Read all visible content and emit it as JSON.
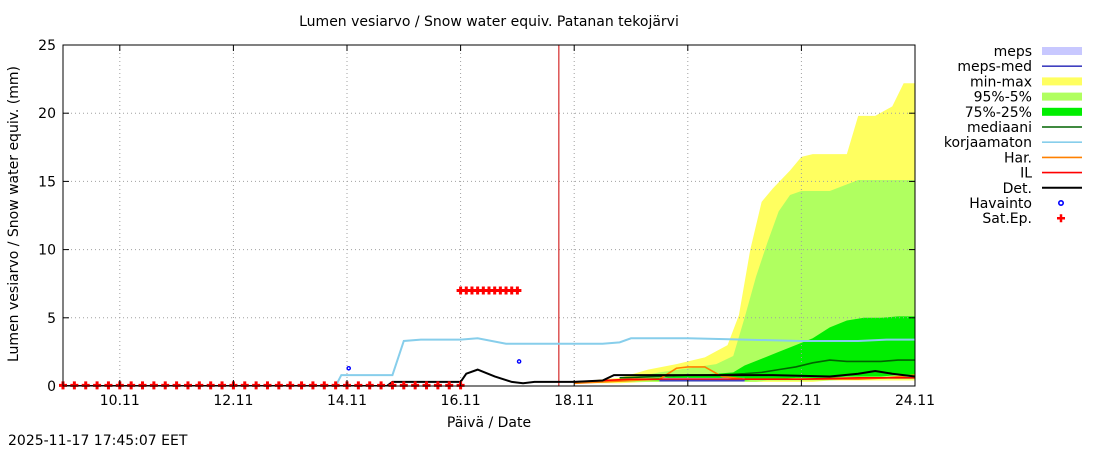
{
  "chart_data": {
    "type": "area",
    "title": "Lumen vesiarvo / Snow water equiv.  Patanan tekojärvi",
    "xlabel": "Päivä / Date",
    "ylabel": "Lumen vesiarvo / Snow water equiv. (mm)",
    "timestamp": "2025-11-17 17:45:07 EET",
    "xlim": [
      9.0,
      24.0
    ],
    "ylim": [
      0,
      25
    ],
    "yticks": [
      0,
      5,
      10,
      15,
      20,
      25
    ],
    "xticks": [
      {
        "value": 10.0,
        "label": "10.11"
      },
      {
        "value": 12.0,
        "label": "12.11"
      },
      {
        "value": 14.0,
        "label": "14.11"
      },
      {
        "value": 16.0,
        "label": "16.11"
      },
      {
        "value": 18.0,
        "label": "18.11"
      },
      {
        "value": 20.0,
        "label": "20.11"
      },
      {
        "value": 22.0,
        "label": "22.11"
      },
      {
        "value": 24.0,
        "label": "24.11"
      }
    ],
    "grid": true,
    "now_line_x": 17.73,
    "colors": {
      "meps": "#c8c8ff",
      "meps_med": "#4040c0",
      "minmax": "#ffff60",
      "p95_5": "#b0ff60",
      "p75_25": "#00ee00",
      "mediaani": "#006400",
      "korjaamaton": "#87ceeb",
      "har": "#ff8000",
      "il": "#ff0000",
      "det": "#000000",
      "havainto": "#0000ff",
      "satep": "#ff0000",
      "now_line": "#cc0000",
      "grid": "#a0a0a0"
    },
    "legend": [
      {
        "key": "meps",
        "label": "meps",
        "style": "box"
      },
      {
        "key": "meps_med",
        "label": "meps-med",
        "style": "line"
      },
      {
        "key": "minmax",
        "label": "min-max",
        "style": "box"
      },
      {
        "key": "p95_5",
        "label": "95%-5%",
        "style": "box"
      },
      {
        "key": "p75_25",
        "label": "75%-25%",
        "style": "box"
      },
      {
        "key": "mediaani",
        "label": "mediaani",
        "style": "line"
      },
      {
        "key": "korjaamaton",
        "label": "korjaamaton",
        "style": "line"
      },
      {
        "key": "har",
        "label": "Har.",
        "style": "line"
      },
      {
        "key": "il",
        "label": "IL",
        "style": "line"
      },
      {
        "key": "det",
        "label": "Det.",
        "style": "line"
      },
      {
        "key": "havainto",
        "label": "Havainto",
        "style": "circle"
      },
      {
        "key": "satep",
        "label": "Sat.Ep.",
        "style": "plus"
      }
    ],
    "bands": {
      "minmax": {
        "x": [
          18.0,
          18.8,
          19.3,
          19.8,
          20.3,
          20.7,
          20.9,
          21.1,
          21.3,
          21.5,
          21.8,
          22.0,
          22.2,
          22.5,
          22.8,
          23.0,
          23.3,
          23.6,
          23.8,
          24.0
        ],
        "low": [
          0.2,
          0.2,
          0.3,
          0.3,
          0.3,
          0.3,
          0.3,
          0.3,
          0.3,
          0.3,
          0.3,
          0.3,
          0.3,
          0.4,
          0.4,
          0.4,
          0.4,
          0.4,
          0.4,
          0.4
        ],
        "high": [
          0.3,
          0.6,
          1.2,
          1.6,
          2.1,
          3.0,
          5.2,
          10.0,
          13.5,
          14.5,
          15.8,
          16.8,
          17.0,
          17.0,
          17.0,
          19.8,
          19.8,
          20.5,
          22.2,
          22.2
        ]
      },
      "p95_5": {
        "x": [
          18.5,
          19.0,
          19.5,
          20.0,
          20.5,
          20.8,
          21.0,
          21.2,
          21.4,
          21.6,
          21.8,
          22.0,
          22.5,
          23.0,
          23.5,
          24.0
        ],
        "low": [
          0.3,
          0.3,
          0.3,
          0.3,
          0.3,
          0.3,
          0.3,
          0.3,
          0.4,
          0.4,
          0.4,
          0.4,
          0.4,
          0.5,
          0.5,
          0.5
        ],
        "high": [
          0.3,
          0.6,
          1.0,
          1.3,
          1.6,
          2.2,
          5.0,
          8.0,
          10.5,
          12.8,
          14.0,
          14.3,
          14.3,
          15.1,
          15.1,
          15.1
        ]
      },
      "p75_25": {
        "x": [
          19.0,
          19.5,
          20.0,
          20.5,
          20.8,
          21.0,
          21.3,
          21.6,
          21.9,
          22.2,
          22.5,
          22.8,
          23.1,
          23.4,
          23.7,
          24.0
        ],
        "low": [
          0.4,
          0.4,
          0.4,
          0.4,
          0.4,
          0.4,
          0.5,
          0.5,
          0.6,
          0.6,
          0.6,
          0.7,
          0.7,
          0.7,
          0.8,
          0.8
        ],
        "high": [
          0.5,
          0.6,
          0.8,
          0.9,
          1.0,
          1.5,
          2.0,
          2.5,
          3.0,
          3.5,
          4.3,
          4.8,
          5.0,
          5.0,
          5.1,
          5.1
        ]
      },
      "meps": {
        "x": [
          19.5,
          20.0,
          20.5,
          21.0
        ],
        "low": [
          0.3,
          0.3,
          0.3,
          0.3
        ],
        "high": [
          0.6,
          0.6,
          0.6,
          0.6
        ]
      }
    },
    "series": [
      {
        "name": "mediaani",
        "key": "mediaani",
        "x": [
          18.8,
          19.5,
          20.0,
          20.5,
          21.0,
          21.3,
          21.6,
          21.9,
          22.2,
          22.5,
          22.8,
          23.0,
          23.4,
          23.7,
          24.0
        ],
        "y": [
          0.6,
          0.7,
          0.8,
          0.8,
          0.9,
          1.0,
          1.2,
          1.4,
          1.7,
          1.9,
          1.8,
          1.8,
          1.8,
          1.9,
          1.9
        ]
      },
      {
        "name": "korjaamaton",
        "key": "korjaamaton",
        "x": [
          9.0,
          13.8,
          13.9,
          14.0,
          14.5,
          14.8,
          15.0,
          15.3,
          15.8,
          16.0,
          16.3,
          16.8,
          17.5,
          18.0,
          18.5,
          18.8,
          19.0,
          20.0,
          21.0,
          22.0,
          23.0,
          23.5,
          24.0
        ],
        "y": [
          0.0,
          0.0,
          0.8,
          0.8,
          0.8,
          0.8,
          3.3,
          3.4,
          3.4,
          3.4,
          3.5,
          3.1,
          3.1,
          3.1,
          3.1,
          3.2,
          3.5,
          3.5,
          3.4,
          3.3,
          3.3,
          3.4,
          3.4
        ]
      },
      {
        "name": "Har.",
        "key": "har",
        "x": [
          18.0,
          18.5,
          19.0,
          19.5,
          19.8,
          20.0,
          20.3,
          20.6,
          21.0,
          22.0,
          23.0,
          23.5,
          24.0
        ],
        "y": [
          0.2,
          0.3,
          0.4,
          0.5,
          1.3,
          1.4,
          1.4,
          0.7,
          0.5,
          0.5,
          0.5,
          0.6,
          0.8
        ]
      },
      {
        "name": "IL",
        "key": "il",
        "x": [
          18.0,
          19.0,
          20.0,
          21.0,
          22.0,
          23.0,
          24.0
        ],
        "y": [
          0.3,
          0.5,
          0.5,
          0.5,
          0.5,
          0.6,
          0.6
        ]
      },
      {
        "name": "meps-med",
        "key": "meps_med",
        "x": [
          19.5,
          20.0,
          20.5,
          21.0
        ],
        "y": [
          0.4,
          0.4,
          0.4,
          0.4
        ]
      },
      {
        "name": "Det.",
        "key": "det",
        "x": [
          9.0,
          14.7,
          14.8,
          15.0,
          15.5,
          15.9,
          16.0,
          16.1,
          16.3,
          16.6,
          16.9,
          17.1,
          17.3,
          17.5,
          18.0,
          18.5,
          18.7,
          19.5,
          20.5,
          21.5,
          22.5,
          23.0,
          23.3,
          23.6,
          24.0
        ],
        "y": [
          0.0,
          0.0,
          0.3,
          0.3,
          0.3,
          0.3,
          0.3,
          0.9,
          1.2,
          0.7,
          0.3,
          0.2,
          0.3,
          0.3,
          0.3,
          0.4,
          0.8,
          0.8,
          0.8,
          0.8,
          0.7,
          0.9,
          1.1,
          0.9,
          0.7
        ]
      }
    ],
    "havainto_points": [
      {
        "x": 14.03,
        "y": 1.3
      },
      {
        "x": 17.03,
        "y": 1.8
      }
    ],
    "satep_points": {
      "x": [
        9.0,
        9.2,
        9.4,
        9.6,
        9.8,
        10.0,
        10.2,
        10.4,
        10.6,
        10.8,
        11.0,
        11.2,
        11.4,
        11.6,
        11.8,
        12.0,
        12.2,
        12.4,
        12.6,
        12.8,
        13.0,
        13.2,
        13.4,
        13.6,
        13.8,
        14.0,
        14.2,
        14.4,
        14.6,
        14.8,
        15.0,
        15.2,
        15.4,
        15.6,
        15.8,
        16.0,
        16.0,
        16.1,
        16.2,
        16.3,
        16.4,
        16.5,
        16.6,
        16.7,
        16.8,
        16.9,
        17.0
      ],
      "y": [
        0.05,
        0.05,
        0.05,
        0.05,
        0.05,
        0.05,
        0.05,
        0.05,
        0.05,
        0.05,
        0.05,
        0.05,
        0.05,
        0.05,
        0.05,
        0.05,
        0.05,
        0.05,
        0.05,
        0.05,
        0.05,
        0.05,
        0.05,
        0.05,
        0.05,
        0.05,
        0.05,
        0.05,
        0.05,
        0.05,
        0.05,
        0.05,
        0.05,
        0.05,
        0.05,
        0.05,
        7.0,
        7.0,
        7.0,
        7.0,
        7.0,
        7.0,
        7.0,
        7.0,
        7.0,
        7.0,
        7.0
      ]
    }
  }
}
----------------
EXERCISE GOAL → Which lines hold the word "value"? Copy every one of them.

EXERCISE RESULT →
        "value": 10.0,
        "value": 12.0,
        "value": 14.0,
        "value": 16.0,
        "value": 18.0,
        "value": 20.0,
        "value": 22.0,
        "value": 24.0,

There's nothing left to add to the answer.